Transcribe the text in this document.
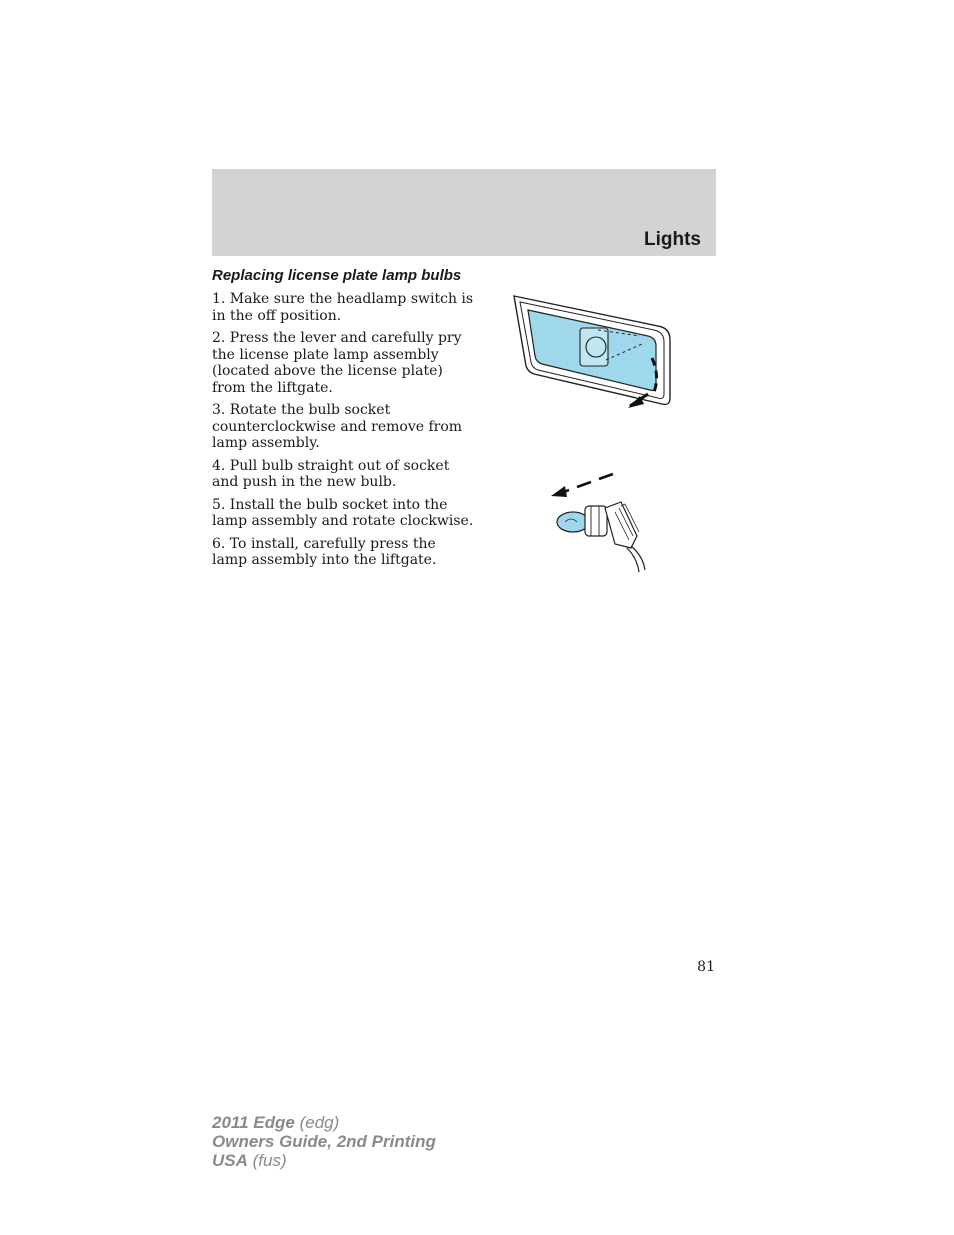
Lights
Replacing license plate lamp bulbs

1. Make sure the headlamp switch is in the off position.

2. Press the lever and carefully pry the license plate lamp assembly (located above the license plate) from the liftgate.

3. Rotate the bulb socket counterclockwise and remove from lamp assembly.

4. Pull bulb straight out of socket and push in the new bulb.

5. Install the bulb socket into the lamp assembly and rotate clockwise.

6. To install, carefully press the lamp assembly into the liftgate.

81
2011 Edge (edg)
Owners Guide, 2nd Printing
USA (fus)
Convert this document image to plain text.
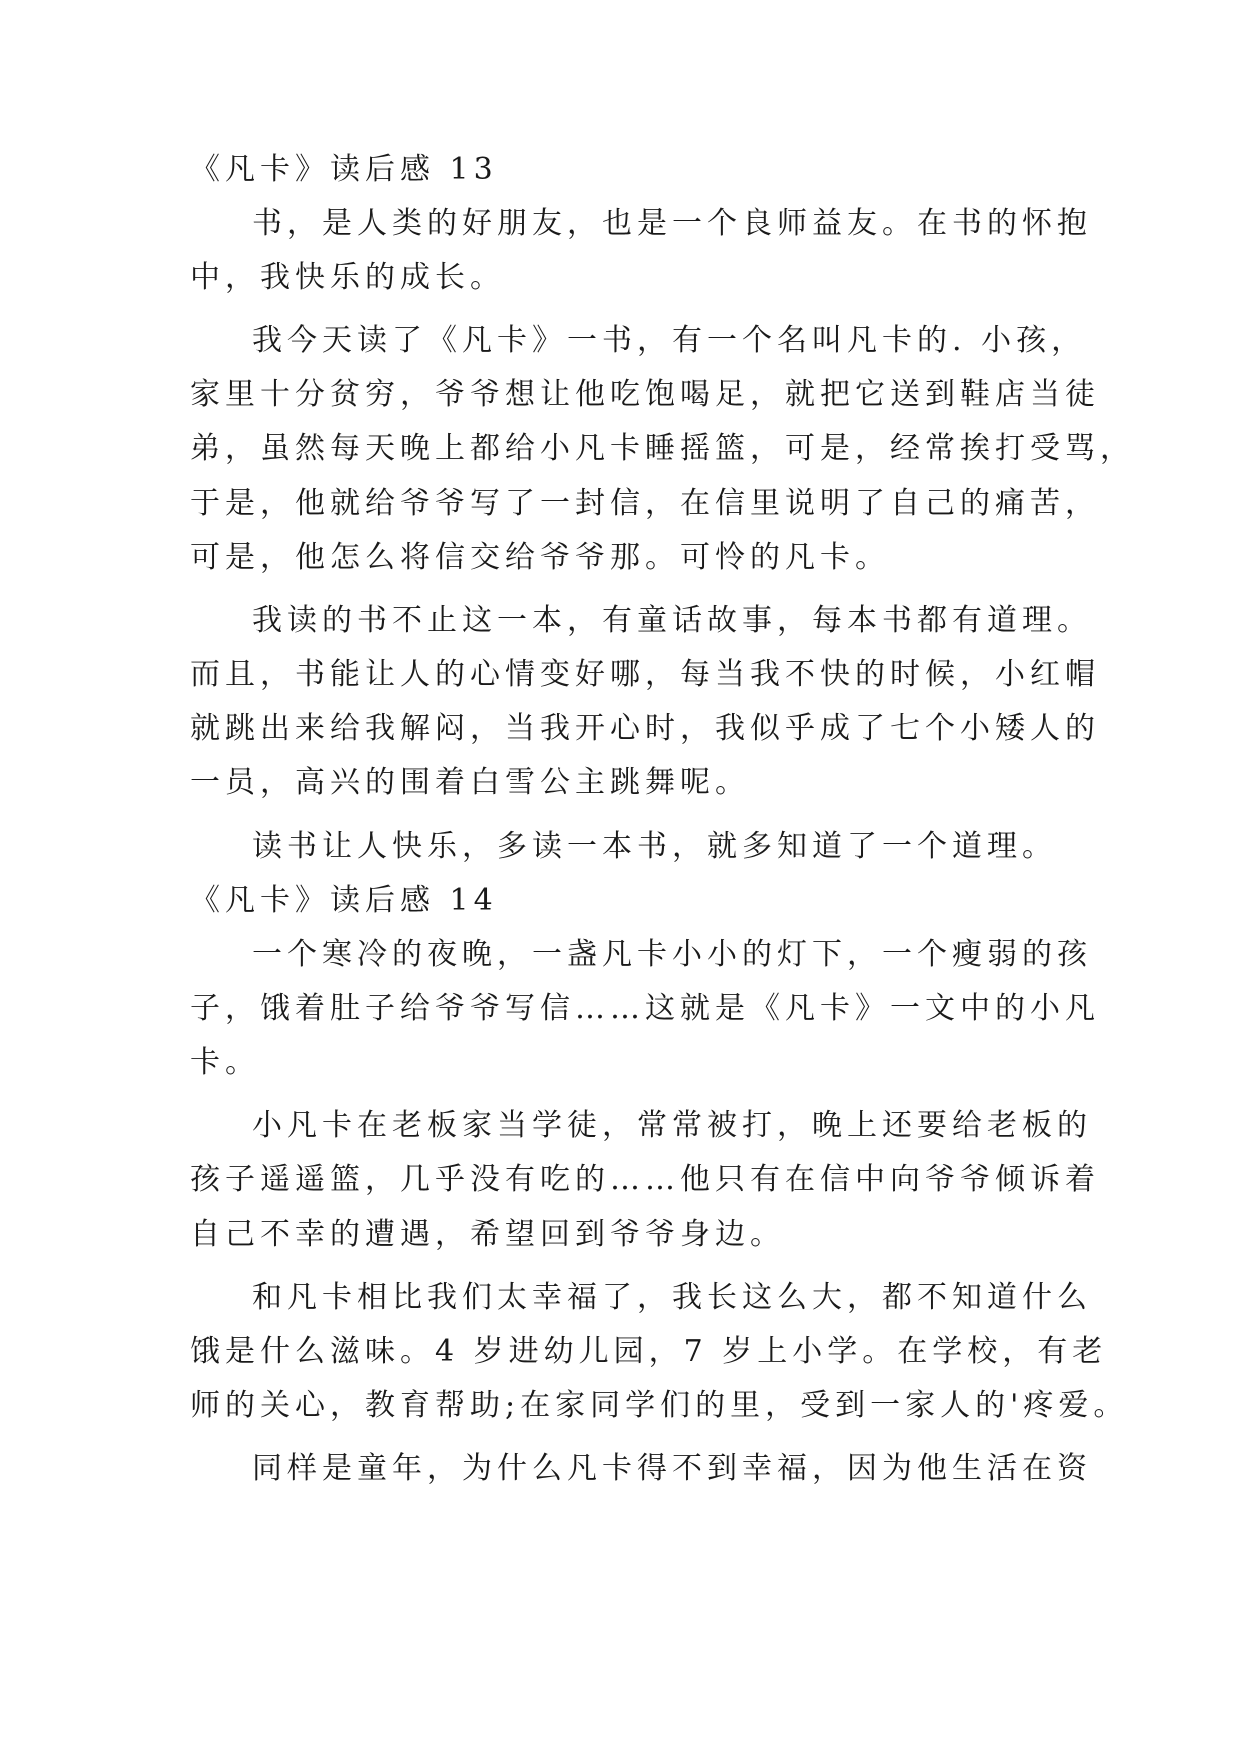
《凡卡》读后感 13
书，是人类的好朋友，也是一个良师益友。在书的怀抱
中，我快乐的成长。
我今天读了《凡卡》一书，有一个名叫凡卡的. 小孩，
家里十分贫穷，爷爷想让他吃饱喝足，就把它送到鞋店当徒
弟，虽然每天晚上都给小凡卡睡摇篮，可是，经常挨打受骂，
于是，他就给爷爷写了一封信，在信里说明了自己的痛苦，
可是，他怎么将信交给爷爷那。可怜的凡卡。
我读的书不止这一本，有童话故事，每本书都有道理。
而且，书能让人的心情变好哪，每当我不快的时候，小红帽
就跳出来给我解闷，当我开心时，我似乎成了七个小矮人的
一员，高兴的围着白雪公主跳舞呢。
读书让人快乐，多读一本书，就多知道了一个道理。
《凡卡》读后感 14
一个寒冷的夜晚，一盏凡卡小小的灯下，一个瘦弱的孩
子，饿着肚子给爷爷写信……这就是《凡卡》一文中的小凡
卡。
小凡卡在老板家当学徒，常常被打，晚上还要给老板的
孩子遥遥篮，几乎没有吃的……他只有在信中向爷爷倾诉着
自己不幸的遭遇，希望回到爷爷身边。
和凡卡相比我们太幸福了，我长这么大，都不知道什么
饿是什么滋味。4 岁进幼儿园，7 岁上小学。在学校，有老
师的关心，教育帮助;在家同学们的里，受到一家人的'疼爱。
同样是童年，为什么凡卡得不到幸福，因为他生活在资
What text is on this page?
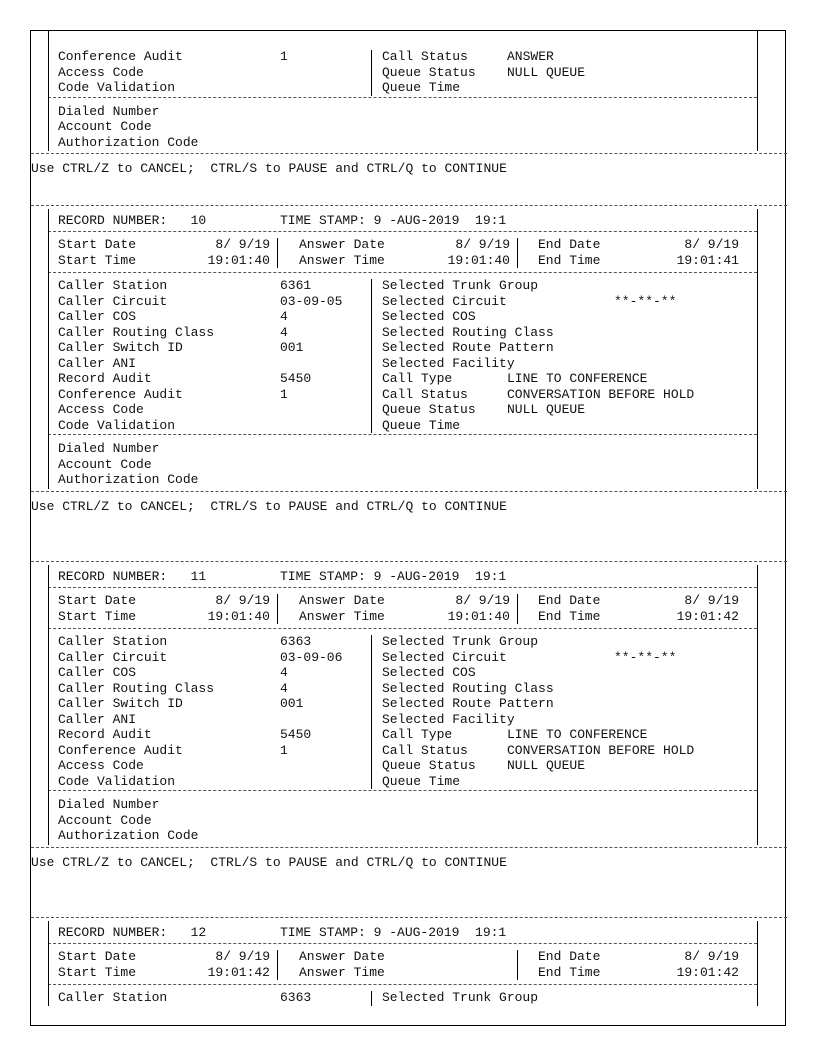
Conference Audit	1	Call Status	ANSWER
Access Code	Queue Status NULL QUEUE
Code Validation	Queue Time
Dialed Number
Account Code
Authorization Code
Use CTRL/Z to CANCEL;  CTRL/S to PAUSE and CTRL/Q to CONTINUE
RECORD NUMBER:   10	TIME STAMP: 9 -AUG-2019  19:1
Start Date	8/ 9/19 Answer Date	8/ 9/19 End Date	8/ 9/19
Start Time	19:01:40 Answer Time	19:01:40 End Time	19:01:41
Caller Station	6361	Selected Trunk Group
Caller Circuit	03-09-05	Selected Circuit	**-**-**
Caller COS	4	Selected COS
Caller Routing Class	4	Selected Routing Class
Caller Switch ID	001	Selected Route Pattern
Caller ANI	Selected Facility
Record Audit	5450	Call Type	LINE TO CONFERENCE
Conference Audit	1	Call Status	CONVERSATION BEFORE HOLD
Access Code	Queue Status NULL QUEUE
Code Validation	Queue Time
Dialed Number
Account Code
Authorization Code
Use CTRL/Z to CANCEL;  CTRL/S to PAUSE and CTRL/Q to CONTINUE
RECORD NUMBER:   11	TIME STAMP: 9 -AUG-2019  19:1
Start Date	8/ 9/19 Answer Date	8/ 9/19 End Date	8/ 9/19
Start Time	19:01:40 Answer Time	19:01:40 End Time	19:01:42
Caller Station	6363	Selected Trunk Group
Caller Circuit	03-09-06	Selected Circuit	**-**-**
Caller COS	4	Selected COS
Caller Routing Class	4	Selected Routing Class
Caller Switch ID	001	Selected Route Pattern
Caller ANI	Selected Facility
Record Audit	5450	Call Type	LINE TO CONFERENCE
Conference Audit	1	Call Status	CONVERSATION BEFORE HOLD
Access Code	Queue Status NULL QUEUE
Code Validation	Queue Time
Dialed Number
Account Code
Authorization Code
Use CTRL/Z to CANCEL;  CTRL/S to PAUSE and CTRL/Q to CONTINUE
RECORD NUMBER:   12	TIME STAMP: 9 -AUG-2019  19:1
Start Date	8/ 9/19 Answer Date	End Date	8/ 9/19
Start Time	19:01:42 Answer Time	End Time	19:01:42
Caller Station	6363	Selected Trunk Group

------------------------

• _TO DO_
Without the pictures, reproduce every line of the records above exactly.

• _ANSWER TO THIS EXERCISE_
Transcribe the text in this document.
Lights
Replacing license plate lamp bulbs

1. Make sure the headlamp switch is in the off position.

2. Press the lever and carefully pry the license plate lamp assembly (located above the license plate) from the liftgate.

3. Rotate the bulb socket counterclockwise and remove from lamp assembly.

4. Pull bulb straight out of socket and push in the new bulb.

5. Install the bulb socket into the lamp assembly and rotate clockwise.

6. To install, carefully press the lamp assembly into the liftgate.

81
2011 Edge (edg)
Owners Guide, 2nd Printing
USA (fus)
Convert this document image to plain text.
《凡卡》读后感 13
书，是人类的好朋友，也是一个良师益友。在书的怀抱
中，我快乐的成长。
我今天读了《凡卡》一书，有一个名叫凡卡的. 小孩，
家里十分贫穷，爷爷想让他吃饱喝足，就把它送到鞋店当徒
弟，虽然每天晚上都给小凡卡睡摇篮，可是，经常挨打受骂，
于是，他就给爷爷写了一封信，在信里说明了自己的痛苦，
可是，他怎么将信交给爷爷那。可怜的凡卡。
我读的书不止这一本，有童话故事，每本书都有道理。
而且，书能让人的心情变好哪，每当我不快的时候，小红帽
就跳出来给我解闷，当我开心时，我似乎成了七个小矮人的
一员，高兴的围着白雪公主跳舞呢。
读书让人快乐，多读一本书，就多知道了一个道理。
《凡卡》读后感 14
一个寒冷的夜晚，一盏凡卡小小的灯下，一个瘦弱的孩
子，饿着肚子给爷爷写信……这就是《凡卡》一文中的小凡
卡。
小凡卡在老板家当学徒，常常被打，晚上还要给老板的
孩子遥遥篮，几乎没有吃的……他只有在信中向爷爷倾诉着
自己不幸的遭遇，希望回到爷爷身边。
和凡卡相比我们太幸福了，我长这么大，都不知道什么
饿是什么滋味。4 岁进幼儿园，7 岁上小学。在学校，有老
师的关心，教育帮助;在家同学们的里，受到一家人的'疼爱。
同样是童年，为什么凡卡得不到幸福，因为他生活在资
What text is on this page?
Conference Audit	1	Call Status	ANSWER
Access Code	Queue Status NULL QUEUE
Code Validation	Queue Time
Dialed Number
Account Code
Authorization Code
Use CTRL/Z to CANCEL;  CTRL/S to PAUSE and CTRL/Q to CONTINUE
RECORD NUMBER:   10	TIME STAMP: 9 -AUG-2019  19:1
Start Date	8/ 9/19 Answer Date	8/ 9/19 End Date	8/ 9/19
Start Time	19:01:40 Answer Time	19:01:40 End Time	19:01:41
Caller Station	6361	Selected Trunk Group
Caller Circuit	03-09-05	Selected Circuit	**-**-**
Caller COS	4	Selected COS
Caller Routing Class	4	Selected Routing Class
Caller Switch ID	001	Selected Route Pattern
Caller ANI	Selected Facility
Record Audit	5450	Call Type	LINE TO CONFERENCE
Conference Audit	1	Call Status	CONVERSATION BEFORE HOLD
Access Code	Queue Status NULL QUEUE
Code Validation	Queue Time
Dialed Number
Account Code
Authorization Code
Use CTRL/Z to CANCEL;  CTRL/S to PAUSE and CTRL/Q to CONTINUE
RECORD NUMBER:   11	TIME STAMP: 9 -AUG-2019  19:1
Start Date	8/ 9/19 Answer Date	8/ 9/19 End Date	8/ 9/19
Start Time	19:01:40 Answer Time	19:01:40 End Time	19:01:42
Caller Station	6363	Selected Trunk Group
Caller Circuit	03-09-06	Selected Circuit	**-**-**
Caller COS	4	Selected COS
Caller Routing Class	4	Selected Routing Class
Caller Switch ID	001	Selected Route Pattern
Caller ANI	Selected Facility
Record Audit	5450	Call Type	LINE TO CONFERENCE
Conference Audit	1	Call Status	CONVERSATION BEFORE HOLD
Access Code	Queue Status NULL QUEUE
Code Validation	Queue Time
Dialed Number
Account Code
Authorization Code
Use CTRL/Z to CANCEL;  CTRL/S to PAUSE and CTRL/Q to CONTINUE
RECORD NUMBER:   12	TIME STAMP: 9 -AUG-2019  19:1
Start Date	8/ 9/19 Answer Date	End Date	8/ 9/19
Start Time	19:01:42 Answer Time	End Time	19:01:42
Caller Station	6363	Selected Trunk Group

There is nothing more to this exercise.